(Data entries)

>>>>

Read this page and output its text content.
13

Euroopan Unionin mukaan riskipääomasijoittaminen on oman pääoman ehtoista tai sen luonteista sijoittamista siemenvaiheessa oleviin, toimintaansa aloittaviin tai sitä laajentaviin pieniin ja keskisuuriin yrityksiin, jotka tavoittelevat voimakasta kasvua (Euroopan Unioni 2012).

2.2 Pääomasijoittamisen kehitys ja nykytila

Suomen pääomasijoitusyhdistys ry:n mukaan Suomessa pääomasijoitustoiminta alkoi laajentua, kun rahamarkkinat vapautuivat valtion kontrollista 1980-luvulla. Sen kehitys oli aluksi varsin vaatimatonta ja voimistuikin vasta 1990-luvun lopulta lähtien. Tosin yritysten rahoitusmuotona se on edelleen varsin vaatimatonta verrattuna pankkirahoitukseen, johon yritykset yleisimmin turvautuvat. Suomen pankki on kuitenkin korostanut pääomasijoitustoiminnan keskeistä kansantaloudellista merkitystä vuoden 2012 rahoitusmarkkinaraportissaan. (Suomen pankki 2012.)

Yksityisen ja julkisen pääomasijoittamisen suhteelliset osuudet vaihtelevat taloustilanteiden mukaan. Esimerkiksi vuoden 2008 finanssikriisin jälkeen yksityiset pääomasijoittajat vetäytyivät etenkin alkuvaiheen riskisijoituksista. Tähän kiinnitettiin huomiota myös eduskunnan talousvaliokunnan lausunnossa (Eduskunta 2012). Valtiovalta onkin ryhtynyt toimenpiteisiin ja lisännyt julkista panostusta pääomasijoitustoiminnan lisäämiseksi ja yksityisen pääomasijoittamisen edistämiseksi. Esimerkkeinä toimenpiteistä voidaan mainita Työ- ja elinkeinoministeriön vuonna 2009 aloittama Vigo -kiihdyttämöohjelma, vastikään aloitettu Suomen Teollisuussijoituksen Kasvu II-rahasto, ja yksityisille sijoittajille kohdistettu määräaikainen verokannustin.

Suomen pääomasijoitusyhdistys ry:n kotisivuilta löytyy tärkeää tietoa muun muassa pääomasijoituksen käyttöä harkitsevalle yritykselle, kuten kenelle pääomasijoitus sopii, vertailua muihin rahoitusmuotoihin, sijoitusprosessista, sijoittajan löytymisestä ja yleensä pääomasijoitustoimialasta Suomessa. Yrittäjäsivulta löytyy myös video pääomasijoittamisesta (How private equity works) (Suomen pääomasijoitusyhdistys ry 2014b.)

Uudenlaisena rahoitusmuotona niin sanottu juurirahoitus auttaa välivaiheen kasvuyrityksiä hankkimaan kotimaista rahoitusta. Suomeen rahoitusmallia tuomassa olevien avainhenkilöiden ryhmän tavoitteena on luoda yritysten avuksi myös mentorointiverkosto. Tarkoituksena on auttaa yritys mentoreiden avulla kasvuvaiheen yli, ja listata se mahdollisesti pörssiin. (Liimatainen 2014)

<<<<

Scan the material above. Extract every line in which the word "kehitys" occurs.

*Written solution:*
2.2 Pääomasijoittamisen kehitys ja nykytila
Suomen pääomasijoitusyhdistys ry:n mukaan Suomessa pääomasijoitustoiminta alkoi laajentua, kun rahamarkkinat vapautuivat valtion kontrollista 1980-luvulla. Sen kehitys oli aluksi varsin vaatimatonta ja voimistuikin vasta 1990-luvun lopulta lähtien. Tosin yritysten rahoitusmuotona se on edelleen varsin vaatimatonta verrattuna pankkirahoitukseen, johon yritykset yleisimmin turvautuvat. Suomen pankki on kuitenkin korostanut pääomasijoitustoiminnan keskeistä kansantaloudellista merkitystä vuoden 2012 rahoitusmarkkinaraportissaan. (Suomen pankki 2012.)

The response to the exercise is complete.